── Record set ──
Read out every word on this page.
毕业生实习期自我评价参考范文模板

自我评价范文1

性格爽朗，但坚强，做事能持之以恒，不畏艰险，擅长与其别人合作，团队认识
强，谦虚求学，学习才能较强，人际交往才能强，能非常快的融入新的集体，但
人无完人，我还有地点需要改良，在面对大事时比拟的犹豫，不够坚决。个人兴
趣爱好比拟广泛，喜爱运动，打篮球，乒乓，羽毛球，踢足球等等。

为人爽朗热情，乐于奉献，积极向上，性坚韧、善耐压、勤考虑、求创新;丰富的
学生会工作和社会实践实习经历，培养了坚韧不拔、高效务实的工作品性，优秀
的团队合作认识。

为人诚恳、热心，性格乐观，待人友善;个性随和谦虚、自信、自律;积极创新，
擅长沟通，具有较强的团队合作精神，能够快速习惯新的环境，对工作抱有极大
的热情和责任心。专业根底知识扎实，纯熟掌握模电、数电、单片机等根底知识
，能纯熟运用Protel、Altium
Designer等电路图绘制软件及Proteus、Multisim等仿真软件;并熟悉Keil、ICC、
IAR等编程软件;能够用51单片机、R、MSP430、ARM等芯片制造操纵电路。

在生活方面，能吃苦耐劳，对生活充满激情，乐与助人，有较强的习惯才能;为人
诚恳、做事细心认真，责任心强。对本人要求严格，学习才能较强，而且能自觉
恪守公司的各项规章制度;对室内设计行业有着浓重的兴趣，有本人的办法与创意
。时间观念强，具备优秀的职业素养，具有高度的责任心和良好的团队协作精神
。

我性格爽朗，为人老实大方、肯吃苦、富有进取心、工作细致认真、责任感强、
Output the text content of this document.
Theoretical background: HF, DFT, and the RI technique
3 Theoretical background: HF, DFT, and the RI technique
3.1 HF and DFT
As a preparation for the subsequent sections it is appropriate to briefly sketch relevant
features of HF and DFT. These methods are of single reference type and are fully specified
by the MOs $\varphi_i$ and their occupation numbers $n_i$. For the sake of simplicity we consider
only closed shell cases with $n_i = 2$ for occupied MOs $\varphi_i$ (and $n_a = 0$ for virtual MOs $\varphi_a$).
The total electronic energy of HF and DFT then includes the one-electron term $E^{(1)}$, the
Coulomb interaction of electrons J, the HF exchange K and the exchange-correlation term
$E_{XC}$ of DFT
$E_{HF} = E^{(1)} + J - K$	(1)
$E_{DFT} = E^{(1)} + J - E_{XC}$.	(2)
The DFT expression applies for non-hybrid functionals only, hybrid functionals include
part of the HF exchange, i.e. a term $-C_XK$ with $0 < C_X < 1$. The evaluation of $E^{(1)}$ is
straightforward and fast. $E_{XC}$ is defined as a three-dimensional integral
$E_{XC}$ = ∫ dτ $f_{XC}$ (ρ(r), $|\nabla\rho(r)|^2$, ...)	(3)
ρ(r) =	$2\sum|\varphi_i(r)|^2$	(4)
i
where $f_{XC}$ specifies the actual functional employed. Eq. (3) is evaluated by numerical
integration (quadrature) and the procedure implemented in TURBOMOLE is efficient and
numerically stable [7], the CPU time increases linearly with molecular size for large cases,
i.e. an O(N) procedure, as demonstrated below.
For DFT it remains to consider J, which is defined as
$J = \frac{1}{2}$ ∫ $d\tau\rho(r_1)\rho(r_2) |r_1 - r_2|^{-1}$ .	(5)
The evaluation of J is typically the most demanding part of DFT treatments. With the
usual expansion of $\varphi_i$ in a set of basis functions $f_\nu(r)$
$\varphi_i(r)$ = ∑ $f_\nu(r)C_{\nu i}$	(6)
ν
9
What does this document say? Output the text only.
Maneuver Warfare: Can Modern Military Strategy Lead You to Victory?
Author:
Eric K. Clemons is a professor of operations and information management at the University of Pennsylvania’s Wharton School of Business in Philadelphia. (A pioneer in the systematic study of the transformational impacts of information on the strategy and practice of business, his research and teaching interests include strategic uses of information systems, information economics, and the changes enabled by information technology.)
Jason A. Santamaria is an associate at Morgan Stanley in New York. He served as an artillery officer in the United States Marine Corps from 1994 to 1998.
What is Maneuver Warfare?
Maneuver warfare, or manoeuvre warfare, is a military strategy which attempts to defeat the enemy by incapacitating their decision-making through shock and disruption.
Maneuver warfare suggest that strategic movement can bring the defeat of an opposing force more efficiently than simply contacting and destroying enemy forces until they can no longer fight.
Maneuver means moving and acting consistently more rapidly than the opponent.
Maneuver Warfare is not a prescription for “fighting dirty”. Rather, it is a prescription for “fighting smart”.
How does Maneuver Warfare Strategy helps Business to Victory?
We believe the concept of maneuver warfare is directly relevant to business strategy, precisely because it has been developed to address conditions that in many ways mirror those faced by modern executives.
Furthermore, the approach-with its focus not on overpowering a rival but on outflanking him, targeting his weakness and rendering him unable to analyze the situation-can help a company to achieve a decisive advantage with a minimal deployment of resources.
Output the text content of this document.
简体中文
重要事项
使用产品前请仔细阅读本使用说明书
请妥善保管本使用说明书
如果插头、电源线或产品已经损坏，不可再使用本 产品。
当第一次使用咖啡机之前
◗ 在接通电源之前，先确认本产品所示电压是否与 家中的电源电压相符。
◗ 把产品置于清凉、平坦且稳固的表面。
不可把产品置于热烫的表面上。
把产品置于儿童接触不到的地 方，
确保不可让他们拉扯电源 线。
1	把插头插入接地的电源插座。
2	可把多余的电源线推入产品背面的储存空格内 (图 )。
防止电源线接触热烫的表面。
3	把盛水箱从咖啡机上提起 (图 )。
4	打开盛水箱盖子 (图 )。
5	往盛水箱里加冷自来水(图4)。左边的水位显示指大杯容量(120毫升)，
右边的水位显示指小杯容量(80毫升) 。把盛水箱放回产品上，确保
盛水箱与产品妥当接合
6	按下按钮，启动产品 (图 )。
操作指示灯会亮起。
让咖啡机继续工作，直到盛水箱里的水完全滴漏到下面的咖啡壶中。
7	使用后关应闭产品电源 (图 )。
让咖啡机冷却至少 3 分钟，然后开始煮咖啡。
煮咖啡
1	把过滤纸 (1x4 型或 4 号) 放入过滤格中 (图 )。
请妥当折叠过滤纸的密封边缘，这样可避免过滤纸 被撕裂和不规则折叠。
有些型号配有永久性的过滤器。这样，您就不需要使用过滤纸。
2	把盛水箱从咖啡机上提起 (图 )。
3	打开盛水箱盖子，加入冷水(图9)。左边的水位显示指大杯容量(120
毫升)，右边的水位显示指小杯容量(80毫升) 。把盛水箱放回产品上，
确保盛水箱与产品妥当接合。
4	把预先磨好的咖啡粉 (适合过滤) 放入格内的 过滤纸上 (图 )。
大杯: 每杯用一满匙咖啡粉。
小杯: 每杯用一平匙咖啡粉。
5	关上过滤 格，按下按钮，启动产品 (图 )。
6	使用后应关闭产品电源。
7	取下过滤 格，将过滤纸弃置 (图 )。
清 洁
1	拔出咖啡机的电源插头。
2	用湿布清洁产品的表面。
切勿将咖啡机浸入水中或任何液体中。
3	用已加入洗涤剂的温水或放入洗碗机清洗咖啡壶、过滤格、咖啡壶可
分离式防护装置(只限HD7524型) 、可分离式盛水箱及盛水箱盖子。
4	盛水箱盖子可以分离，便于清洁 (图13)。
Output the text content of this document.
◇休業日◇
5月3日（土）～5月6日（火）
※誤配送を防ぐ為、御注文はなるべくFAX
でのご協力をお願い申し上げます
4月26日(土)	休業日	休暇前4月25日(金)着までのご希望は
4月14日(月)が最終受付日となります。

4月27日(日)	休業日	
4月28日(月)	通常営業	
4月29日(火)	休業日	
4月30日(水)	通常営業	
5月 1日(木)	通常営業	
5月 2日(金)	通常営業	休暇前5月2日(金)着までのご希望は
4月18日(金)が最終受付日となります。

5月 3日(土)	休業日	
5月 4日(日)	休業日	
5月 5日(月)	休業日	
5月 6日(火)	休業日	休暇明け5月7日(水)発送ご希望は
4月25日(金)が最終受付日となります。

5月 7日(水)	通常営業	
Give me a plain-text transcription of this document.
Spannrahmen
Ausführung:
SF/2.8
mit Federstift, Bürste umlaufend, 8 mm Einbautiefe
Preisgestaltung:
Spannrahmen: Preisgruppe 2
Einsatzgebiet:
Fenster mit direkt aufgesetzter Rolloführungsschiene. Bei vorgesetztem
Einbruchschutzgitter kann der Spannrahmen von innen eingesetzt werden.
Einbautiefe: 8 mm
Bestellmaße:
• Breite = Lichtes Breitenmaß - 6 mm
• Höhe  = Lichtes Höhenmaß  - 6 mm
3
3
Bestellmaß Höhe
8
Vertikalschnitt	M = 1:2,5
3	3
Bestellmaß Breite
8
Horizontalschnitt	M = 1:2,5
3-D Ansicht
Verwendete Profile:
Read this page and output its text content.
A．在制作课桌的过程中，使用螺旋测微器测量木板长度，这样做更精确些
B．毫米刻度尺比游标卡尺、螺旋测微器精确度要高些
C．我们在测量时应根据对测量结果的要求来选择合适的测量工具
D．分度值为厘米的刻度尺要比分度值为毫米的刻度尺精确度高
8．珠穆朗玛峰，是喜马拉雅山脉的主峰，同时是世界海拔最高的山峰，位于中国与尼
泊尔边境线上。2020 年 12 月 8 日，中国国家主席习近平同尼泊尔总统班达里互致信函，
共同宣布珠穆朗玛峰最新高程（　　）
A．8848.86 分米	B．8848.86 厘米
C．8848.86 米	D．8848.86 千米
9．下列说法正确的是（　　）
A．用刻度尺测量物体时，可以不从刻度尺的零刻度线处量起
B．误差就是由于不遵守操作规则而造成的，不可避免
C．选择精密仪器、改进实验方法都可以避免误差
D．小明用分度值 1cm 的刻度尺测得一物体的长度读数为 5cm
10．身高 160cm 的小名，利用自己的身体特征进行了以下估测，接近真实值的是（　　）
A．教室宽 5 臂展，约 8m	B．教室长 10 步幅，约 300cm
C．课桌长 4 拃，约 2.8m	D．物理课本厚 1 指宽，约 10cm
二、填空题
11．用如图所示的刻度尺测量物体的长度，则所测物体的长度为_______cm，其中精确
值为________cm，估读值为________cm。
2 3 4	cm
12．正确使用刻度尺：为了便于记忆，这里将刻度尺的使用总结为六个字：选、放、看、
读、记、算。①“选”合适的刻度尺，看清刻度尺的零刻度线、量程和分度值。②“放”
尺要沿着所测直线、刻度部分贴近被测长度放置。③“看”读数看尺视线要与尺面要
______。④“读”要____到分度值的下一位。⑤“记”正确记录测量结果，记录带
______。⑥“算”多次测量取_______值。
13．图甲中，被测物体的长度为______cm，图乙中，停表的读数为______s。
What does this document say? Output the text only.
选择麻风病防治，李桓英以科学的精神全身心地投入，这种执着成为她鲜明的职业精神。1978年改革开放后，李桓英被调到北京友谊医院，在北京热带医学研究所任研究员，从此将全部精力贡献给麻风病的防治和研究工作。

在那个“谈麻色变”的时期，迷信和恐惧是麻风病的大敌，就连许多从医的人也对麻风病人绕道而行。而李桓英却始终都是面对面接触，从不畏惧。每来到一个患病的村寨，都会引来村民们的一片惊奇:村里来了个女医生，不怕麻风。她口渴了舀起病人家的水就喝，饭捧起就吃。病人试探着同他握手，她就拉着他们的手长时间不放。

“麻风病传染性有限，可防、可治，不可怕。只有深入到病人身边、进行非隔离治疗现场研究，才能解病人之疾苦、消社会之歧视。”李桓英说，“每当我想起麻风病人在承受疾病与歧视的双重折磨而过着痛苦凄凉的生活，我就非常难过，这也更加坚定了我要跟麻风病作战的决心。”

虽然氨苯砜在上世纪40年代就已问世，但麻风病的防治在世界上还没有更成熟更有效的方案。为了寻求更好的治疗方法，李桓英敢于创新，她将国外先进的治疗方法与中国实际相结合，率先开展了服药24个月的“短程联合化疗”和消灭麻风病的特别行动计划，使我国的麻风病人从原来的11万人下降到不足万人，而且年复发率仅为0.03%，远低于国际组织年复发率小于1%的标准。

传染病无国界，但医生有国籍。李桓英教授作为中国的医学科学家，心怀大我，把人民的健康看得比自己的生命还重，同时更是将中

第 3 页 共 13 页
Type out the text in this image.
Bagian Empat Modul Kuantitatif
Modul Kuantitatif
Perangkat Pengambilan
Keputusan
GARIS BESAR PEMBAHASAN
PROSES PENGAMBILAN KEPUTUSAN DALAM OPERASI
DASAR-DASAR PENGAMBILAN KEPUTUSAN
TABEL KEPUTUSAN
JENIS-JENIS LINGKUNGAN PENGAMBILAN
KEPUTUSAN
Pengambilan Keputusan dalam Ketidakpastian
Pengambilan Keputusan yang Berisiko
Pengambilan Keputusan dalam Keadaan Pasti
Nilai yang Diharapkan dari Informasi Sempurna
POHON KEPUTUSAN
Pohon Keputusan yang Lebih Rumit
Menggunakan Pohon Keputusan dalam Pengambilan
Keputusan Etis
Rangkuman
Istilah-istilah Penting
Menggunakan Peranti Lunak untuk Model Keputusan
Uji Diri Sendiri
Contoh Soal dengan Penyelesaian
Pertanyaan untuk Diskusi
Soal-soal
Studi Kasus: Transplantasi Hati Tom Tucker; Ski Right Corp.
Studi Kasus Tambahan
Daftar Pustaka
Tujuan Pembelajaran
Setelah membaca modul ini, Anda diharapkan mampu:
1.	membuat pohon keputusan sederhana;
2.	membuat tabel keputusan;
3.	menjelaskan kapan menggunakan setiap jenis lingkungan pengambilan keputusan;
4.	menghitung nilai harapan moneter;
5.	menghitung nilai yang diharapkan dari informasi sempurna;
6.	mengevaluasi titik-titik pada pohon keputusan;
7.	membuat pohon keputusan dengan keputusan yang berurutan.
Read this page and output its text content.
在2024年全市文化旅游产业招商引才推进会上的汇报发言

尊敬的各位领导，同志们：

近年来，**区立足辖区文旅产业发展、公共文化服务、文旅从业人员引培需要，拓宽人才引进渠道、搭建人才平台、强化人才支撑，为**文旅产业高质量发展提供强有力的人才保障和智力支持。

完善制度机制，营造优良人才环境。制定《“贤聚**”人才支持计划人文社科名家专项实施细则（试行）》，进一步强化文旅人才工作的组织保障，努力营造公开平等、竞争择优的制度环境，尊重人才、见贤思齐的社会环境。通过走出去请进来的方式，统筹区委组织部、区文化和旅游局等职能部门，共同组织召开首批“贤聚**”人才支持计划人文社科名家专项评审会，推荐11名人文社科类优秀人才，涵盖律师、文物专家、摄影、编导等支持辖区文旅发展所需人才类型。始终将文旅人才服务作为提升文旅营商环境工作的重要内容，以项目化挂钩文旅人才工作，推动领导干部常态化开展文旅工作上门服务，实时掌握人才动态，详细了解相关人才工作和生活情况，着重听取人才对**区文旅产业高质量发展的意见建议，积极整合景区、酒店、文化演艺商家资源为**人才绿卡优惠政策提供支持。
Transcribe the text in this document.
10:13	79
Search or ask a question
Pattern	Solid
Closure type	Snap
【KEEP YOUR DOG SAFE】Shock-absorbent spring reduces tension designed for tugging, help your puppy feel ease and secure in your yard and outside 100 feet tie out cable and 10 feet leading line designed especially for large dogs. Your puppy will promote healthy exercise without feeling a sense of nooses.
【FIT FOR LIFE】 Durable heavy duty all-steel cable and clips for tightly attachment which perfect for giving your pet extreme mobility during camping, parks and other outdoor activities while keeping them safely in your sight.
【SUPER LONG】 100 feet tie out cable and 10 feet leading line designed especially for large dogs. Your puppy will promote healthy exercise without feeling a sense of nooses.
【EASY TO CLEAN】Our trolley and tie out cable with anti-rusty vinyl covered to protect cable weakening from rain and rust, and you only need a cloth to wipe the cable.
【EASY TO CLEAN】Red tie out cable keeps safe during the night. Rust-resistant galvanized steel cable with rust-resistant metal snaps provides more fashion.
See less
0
───
**Work instructions**
Filter the entries down to the lines containing "their". Copy each of those lines.

**The reply**
by the MOs $\varphi_i$ and their occupation numbers $n_i$. For the sake of simplicity we consider
Maneuver warfare, or manoeuvre warfare, is a military strategy which attempts to defeat the enemy by incapacitating their decision-making through shock and disruption.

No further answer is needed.